_CHALLENGE_
Return the count of lines with the string "View" in them, and nothing else.

== LISTED RECORDS ==

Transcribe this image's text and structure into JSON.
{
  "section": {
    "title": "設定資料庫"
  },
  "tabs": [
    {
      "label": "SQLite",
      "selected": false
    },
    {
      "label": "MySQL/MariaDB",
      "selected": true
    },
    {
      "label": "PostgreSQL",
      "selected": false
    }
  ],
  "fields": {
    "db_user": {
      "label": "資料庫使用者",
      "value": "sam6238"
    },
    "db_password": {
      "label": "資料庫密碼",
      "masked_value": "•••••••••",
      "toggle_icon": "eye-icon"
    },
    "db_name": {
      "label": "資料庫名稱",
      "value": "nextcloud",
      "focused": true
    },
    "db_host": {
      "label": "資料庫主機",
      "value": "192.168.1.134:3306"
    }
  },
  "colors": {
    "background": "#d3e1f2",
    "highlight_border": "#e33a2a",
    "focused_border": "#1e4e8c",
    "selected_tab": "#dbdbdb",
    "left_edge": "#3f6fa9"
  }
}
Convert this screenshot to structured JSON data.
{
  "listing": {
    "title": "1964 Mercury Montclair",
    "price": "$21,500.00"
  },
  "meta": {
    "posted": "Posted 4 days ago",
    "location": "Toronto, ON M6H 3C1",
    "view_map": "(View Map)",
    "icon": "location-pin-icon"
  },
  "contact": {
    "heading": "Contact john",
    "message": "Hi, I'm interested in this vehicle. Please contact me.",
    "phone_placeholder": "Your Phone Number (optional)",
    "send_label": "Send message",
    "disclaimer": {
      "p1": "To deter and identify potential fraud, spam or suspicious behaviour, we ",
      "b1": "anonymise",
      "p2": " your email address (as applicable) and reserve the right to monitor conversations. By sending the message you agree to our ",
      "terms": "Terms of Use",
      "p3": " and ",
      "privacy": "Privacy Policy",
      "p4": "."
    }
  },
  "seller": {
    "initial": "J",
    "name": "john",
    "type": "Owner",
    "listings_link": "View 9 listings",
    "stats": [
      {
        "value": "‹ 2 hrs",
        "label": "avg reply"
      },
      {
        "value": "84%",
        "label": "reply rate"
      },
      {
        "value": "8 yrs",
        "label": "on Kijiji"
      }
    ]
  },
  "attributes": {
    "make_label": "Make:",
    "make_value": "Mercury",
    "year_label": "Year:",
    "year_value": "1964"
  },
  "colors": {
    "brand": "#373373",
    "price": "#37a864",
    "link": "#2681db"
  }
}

===

_ANSWER FOR THE TASK_
2